**Document extract:**
▶
[open-linguistics] How to represent LLOD diagram categories at datahub ?

Christian Chiarcos christian.chiarcos at web.de
Mon Nov 25 16:46:01 UTC 2013


2013/11/25 Bettina Klimek <klimek at informatik.uni-leipzig.de>:
> On 11/22/2013 04:56 PM, John P. McCrae wrote:
>
> Hi Bettina
>
>
> On Fri, Nov 22, 2013 at 5:54 AM, Bettina Klimek
> <klimek at informatik.uni-leipzig.de> wrote:
>>
>> Dear all,
>>
>> at the last telco I agreed to categorize all the data sets in the datahub.
>> In the telco we set up the following three categories:
>>
>> Lexicon ? based on data containing words
>> Corpus ? based on data containing text
>> Linguistic Database ? based on data containing languages
>>
>> After I looked up every single data set in the datahub several problems
>> occurred:
>>
>> 1) some data sets seem to be wrong/spam
>
> Yep, that is the purpose of the "upgrade" of DataHub to remove some spam
>
>
> It seems like someone already deleted the spam data sets :)
>
>
>
>> 2) the source URLs in some data sets do not work or are missing
>> 3) there seem to be less data sets at datahub than there are bubbles in
>> the cloud diagram
>
> The cloud diagram is generated from datahub.io... it is not possible that
> there are more bubbles than are present in the system
>
>
> then there must be all the other data sets somewhere else on datahub, I only
> looked at the ones in the linguistics group
> (http://www.datahub.io/organization/linguistics) because I assumed to find
> all data sets there
>
>> 4) some data sets are not linked yet
>>
>> Concerning these issues I would like to know if there is someone managing
>> and maintaining the correctness and completeness of the data set entries at
>> datahub? I think this is a matter of quality that should not be ignored.
◀
**Written problem 1:**
Turn the stretch of the listing below, from the line containing "macd-y-tick: 3.02 [622,1125,660,1145]" through the line containing "macd-bar [415,1210,423,1228]", into a numbered list, leaving out any blank lines.

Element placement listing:
▶
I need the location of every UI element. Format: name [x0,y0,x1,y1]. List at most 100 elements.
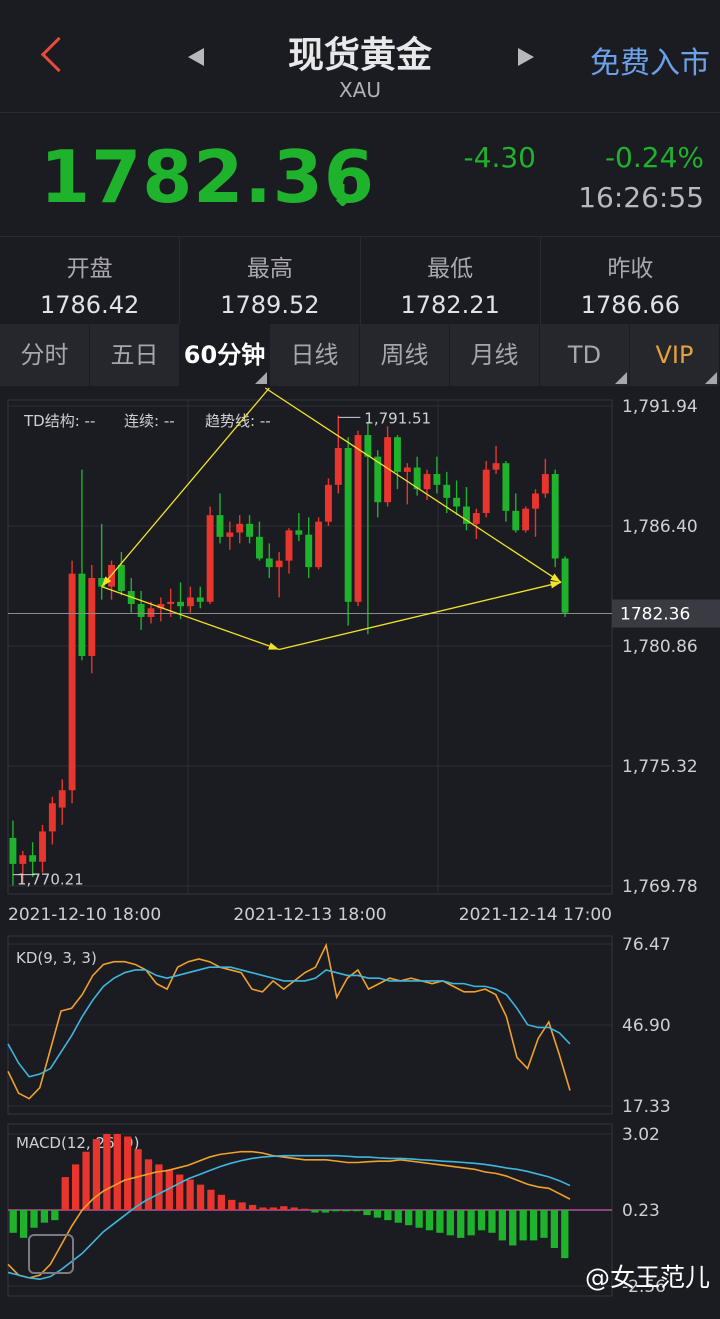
macd-y-tick: 3.02 [622,1125,660,1145]
macd-bar [529,1210,538,1241]
macd-bar [103,1134,111,1210]
kd-lines [7,942,571,1100]
candle-body [502,463,510,511]
floating-window-icon[interactable] [28,1234,74,1274]
macd-bar [342,1210,350,1212]
tab-vip[interactable]: VIP [630,324,720,386]
back-arrow-icon[interactable] [28,30,78,80]
candle-body [39,831,46,862]
macd-bar [415,1210,423,1228]
macd-series-dif [7,1150,571,1279]
previous-symbol-icon[interactable] [188,48,204,66]
trendline-right-lower [278,581,562,651]
high-price-label: 1,791.51 [364,409,431,427]
candle-body [147,608,155,617]
macd-bar [509,1210,517,1246]
macd-bar [186,1179,194,1210]
candle-body [236,523,244,533]
candle-body [216,515,224,537]
macd-bar [405,1210,413,1226]
kd-title: KD(9, 3, 3) [16,949,97,967]
macd-bar [124,1136,132,1210]
candle-body [522,508,530,531]
continuous-label: 连续: -- [124,412,175,430]
candle-body [551,474,559,559]
kline-y-tick: 1,791.94 [622,397,698,417]
macd-bar [300,1208,309,1210]
candle-body [196,597,204,602]
candle-body [19,855,27,864]
macd-bar [51,1210,59,1221]
free-entry-button[interactable]: 免费入市 [590,38,710,82]
stat-value: 1786.42 [40,291,140,319]
macd-bar [477,1210,486,1231]
period-tabs: 分时 五日 60分钟 日线 周线 月线 TD VIP [0,324,720,386]
candle-body [167,601,175,604]
candle-body [255,536,263,559]
tab-monthly[interactable]: 月线 [450,324,540,386]
tab-intraday[interactable]: 分时 [0,324,90,386]
kline-y-axis: 1,791.94 1,786.40 1,780.86 1,775.32 1,769.78 [622,397,698,897]
macd-bar [61,1177,69,1210]
macd-bar [550,1210,559,1248]
macd-bar [134,1149,142,1210]
kd-y-tick: 17.33 [622,1097,671,1117]
kd-y-tick: 76.47 [622,935,671,955]
tab-60-minute[interactable]: 60分钟 [180,324,270,386]
candle-body [78,573,86,656]
stat-label: 最高 [246,256,293,282]
kline-x-tick: 2021-12-10 18:00 [8,905,161,925]
candle-body [177,601,184,607]
candle-body [206,515,214,602]
symbol-code: XAU [338,78,382,102]
stat-label: 昨收 [607,256,654,282]
macd-lines [7,1150,571,1281]
kd-series-k [7,942,571,1100]
tab-td[interactable]: TD [540,324,630,386]
top-bar: 现货黄金 XAU 免费入市 [0,0,720,112]
candle-body [88,577,96,656]
macd-bar [321,1210,330,1213]
macd-bar [269,1207,278,1210]
tab-five-day[interactable]: 五日 [90,324,180,386]
charts-svg[interactable]: TD结构: -- 连续: -- 趋势线: -- 1,791.94 1,786.40… [0,386,720,1319]
macd-bar [332,1210,340,1212]
stat-value: 1782.21 [400,291,500,319]
kline-x-axis: 2021-12-10 18:00 2021-12-13 18:00 2021-12-… [8,905,612,925]
candle-body [512,510,520,531]
kline-x-tick: 2021-12-13 18:00 [233,905,386,925]
candle-body [403,467,411,472]
candle-body [472,513,480,524]
trendline-arrowhead [550,573,562,583]
stat-high: 最高 1789.52 [180,237,361,324]
candle-body [354,435,362,602]
kd-grid [8,943,612,1107]
kline-y-tick: 1,780.86 [622,637,698,657]
macd-bar [363,1210,371,1216]
macd-bar [488,1210,496,1233]
candle-body [186,597,194,607]
candle-body [285,530,293,561]
candle-body [275,560,283,568]
kd-y-tick: 46.90 [622,1016,671,1036]
candle-body [68,573,76,791]
macd-y-tick: 0.23 [622,1201,660,1221]
candle-body [305,534,313,568]
candle-body [532,493,539,509]
kd-y-axis: 76.47 46.90 17.33 [622,935,671,1117]
candlesticks [9,415,569,886]
stat-label: 开盘 [66,256,113,282]
candle-body [433,474,441,485]
tab-daily[interactable]: 日线 [270,324,360,386]
candle-body [9,837,17,864]
stats-row: 开盘 1786.42 最高 1789.52 最低 1782.21 昨收 1786… [0,236,720,324]
macd-bar [540,1210,548,1238]
macd-bar [9,1210,17,1233]
stat-open: 开盘 1786.42 [0,237,181,324]
low-price-label: 1,770.21 [17,871,84,889]
chart-area[interactable]: TD结构: -- 连续: -- 趋势线: -- 1,791.94 1,786.40… [0,386,720,1319]
tab-weekly[interactable]: 周线 [360,324,450,386]
macd-bar [280,1206,288,1210]
macd-bar [40,1210,49,1223]
next-symbol-icon[interactable] [518,48,534,66]
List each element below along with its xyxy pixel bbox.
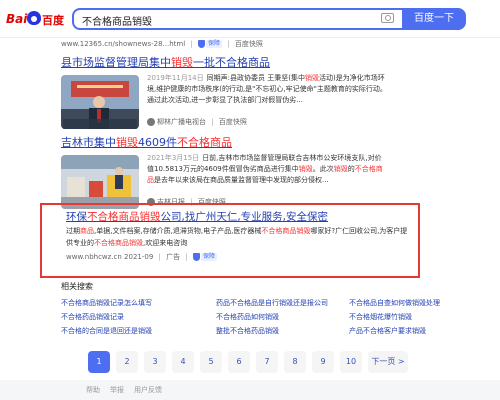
related-link[interactable]: 药品不合格品是自行销毁还是报公司	[216, 298, 328, 308]
search-input[interactable]: 不合格商品销毁	[82, 13, 152, 28]
related-link[interactable]: 产品不合格客户要求销毁	[349, 326, 426, 336]
related-link[interactable]: 不合格商品销毁记录怎么填写	[61, 298, 152, 308]
result-abstract: 2019年11月14日 同期声:县政协委员 王秉坚(集中销毁活动)是为净化市场环境…	[147, 74, 387, 104]
snapshot-link[interactable]: 百度快照	[219, 118, 247, 126]
pagination: 1 2 3 4 5 6 7 8 9 10 下一页 >	[88, 351, 478, 373]
footer: 帮助 举报 用户反馈	[0, 380, 500, 400]
related-link[interactable]: 不合格品自查如何做销毁处理	[349, 298, 440, 308]
ad-url-line: www.nbhcwz.cn 2021-09 | 广告 | 保障	[66, 253, 217, 261]
shield-icon	[197, 40, 205, 48]
result-title[interactable]: 吉林市集中销毁4609件不合格商品	[61, 136, 461, 150]
baidu-logo[interactable]: Bai 百度	[6, 9, 64, 29]
separator: |	[190, 40, 193, 48]
ad-abstract: 过期商品,单据,文件档案,存储介质,退滞货物,电子产品,医疗器械不合格商品销毁哪…	[66, 227, 408, 247]
separator: |	[227, 40, 230, 48]
page-10[interactable]: 10	[340, 351, 362, 373]
ad-url[interactable]: www.nbhcwz.cn 2021-09	[66, 253, 153, 261]
logo-text-baidu: 百度	[42, 14, 64, 27]
guarantee-badge[interactable]: 保障	[205, 40, 222, 48]
search-button[interactable]: 百度一下	[402, 8, 466, 30]
page-1[interactable]: 1	[88, 351, 110, 373]
footer-feedback-link[interactable]: 用户反馈	[134, 385, 162, 395]
shield-icon	[192, 253, 200, 261]
result-abstract: 2021年3月15日 日前,吉林市市场监督管理局联合吉林市公安环境支队,对价值10…	[147, 154, 383, 184]
page-3[interactable]: 3	[144, 351, 166, 373]
result-item: 县市场监督管理局集中销毁一批不合格商品 2019年11月14日 同期声:县政协委员…	[61, 56, 461, 133]
page-7[interactable]: 7	[256, 351, 278, 373]
result-url-line: www.12365.cn/shownews-28...html | 保障 | 百…	[61, 38, 263, 50]
snapshot-link[interactable]: 百度快照	[235, 40, 263, 48]
paw-icon	[27, 11, 41, 25]
camera-icon[interactable]	[381, 13, 394, 23]
related-link[interactable]: 不合格烟花爆竹销毁	[349, 312, 412, 322]
related-link[interactable]: 整批不合格药品销毁	[216, 326, 279, 336]
result-title[interactable]: 县市场监督管理局集中销毁一批不合格商品	[61, 56, 461, 70]
related-link[interactable]: 不合格药品销毁记录	[61, 312, 124, 322]
result-item: 吉林市集中销毁4609件不合格商品 2021年3月15日 日前,吉林市市场监督管理…	[61, 136, 461, 213]
related-link[interactable]: 不合格药品如何销毁	[216, 312, 279, 322]
footer-help-link[interactable]: 帮助	[86, 385, 100, 395]
related-searches: 相关搜索 不合格商品销毁记录怎么填写 药品不合格品是自行销毁还是报公司 不合格品…	[61, 281, 481, 346]
guarantee-badge[interactable]: 保障	[200, 253, 217, 261]
page-9[interactable]: 9	[312, 351, 334, 373]
footer-report-link[interactable]: 举报	[110, 385, 124, 395]
source-icon	[147, 118, 155, 126]
next-page-button[interactable]: 下一页 >	[368, 351, 408, 373]
page-8[interactable]: 8	[284, 351, 306, 373]
result-url[interactable]: www.12365.cn/shownews-28...html	[61, 40, 185, 48]
logo-text-bai: Bai	[6, 12, 28, 26]
page-2[interactable]: 2	[116, 351, 138, 373]
page-5[interactable]: 5	[200, 351, 222, 373]
related-heading: 相关搜索	[61, 282, 93, 291]
page-6[interactable]: 6	[228, 351, 250, 373]
ad-title[interactable]: 环保不合格商品销毁公司,找广州天仁,专业服务,安全保密	[66, 210, 328, 224]
result-thumbnail[interactable]	[61, 155, 139, 209]
result-source: 柳林广播电视台 | 百度快照	[147, 117, 247, 127]
search-box[interactable]: 不合格商品销毁	[72, 8, 402, 30]
related-link[interactable]: 不合格的合同是退回还是销毁	[61, 326, 152, 336]
ad-label: 广告	[166, 253, 181, 261]
top-bar: Bai 百度 不合格商品销毁 百度一下	[0, 0, 500, 38]
page-4[interactable]: 4	[172, 351, 194, 373]
ad-result: 环保不合格商品销毁公司,找广州天仁,专业服务,安全保密 过期商品,单据,文件档案…	[40, 203, 420, 278]
result-thumbnail[interactable]	[61, 75, 139, 129]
◀
**Written problem 2:**
Continue the mailing-list thread above about categorizing linguistic data sets on datahub.

**Exercise answer 1:**
1. macd-y-tick: 3.02 [622,1125,660,1145]
2. macd-bar [529,1210,538,1241]
3. macd-bar [103,1134,111,1210]
4. kd-lines [7,942,571,1100]
5. candle-body [502,463,510,511]
6. floating-window-icon[interactable] [28,1234,74,1274]
7. macd-bar [342,1210,350,1212]
8. tab-vip[interactable]: VIP [630,324,720,386]
9. back-arrow-icon[interactable] [28,30,78,80]
10. candle-body [39,831,46,862]
11. macd-bar [415,1210,423,1228]

**Exercise answer 2:**
>
> Well, we discussed this at the last telco... the conclusion is that we
> should look into the development of a new repository, which does things like
> check that URLs are valid and automatically counts things like the triple
> count and link count.
>
> Also as has been noted DataHub has been recently upgraded to "unusable", so
> a better service would be highly useful.
> Â
>>
>>
>> 5) a categorization in terms of the three categories defined above does
>> not work for all the data sets
>>
>> While going through all the data sets manifold questions concerning the
>> LLOD cloud as such occurred to me. The most important one is: what is
>> linguistic data? It is not defined anywhere on the website and the data sets
>> reveal all kinds of data which differ in their information provided, purpose
>> of representation, data types they supply to the user as well as in the
>> linguistic content. To me it seemed as if the categorization of the data
>> sets is taking the second step without the first. The first step should be
>> to  set up a definition of what linguistic data is and as a result which
>> kind of data sets are to be expected as belonging into the cloud.
>>
>>
>> When thinking of the category labels I tried to find some that would be
>> broadly accepted by the users. However there seems to be no ideal user. A
>> user could be a linguist interested in human languages, a computer linguist,
>> a computer scientist or someone interested in NLP (even more different users
>> are thinkable). The data sets mirror the diversity of users within the data
>> they provide. I think it is impossible to find category labels which can
>> cover all the special research areas linguistic data could be used for. That
>> is why I tried to establish categories everybody understands intuitively.
>> Thus I have assigned the data sets to the following 5-6 categories, which
>> are defined as follows:
>>
>> LLOD data set categories:
>> 1) Data representing words = Lexicon
>> 2) Data representing texts = Corpus
>> 3) Data representing information about languages = Language Database
>> 4) Data derived derived from but conserving original data = Ontology
>
> Â How is this an "ontology"? I would call it something like "statistical
> data"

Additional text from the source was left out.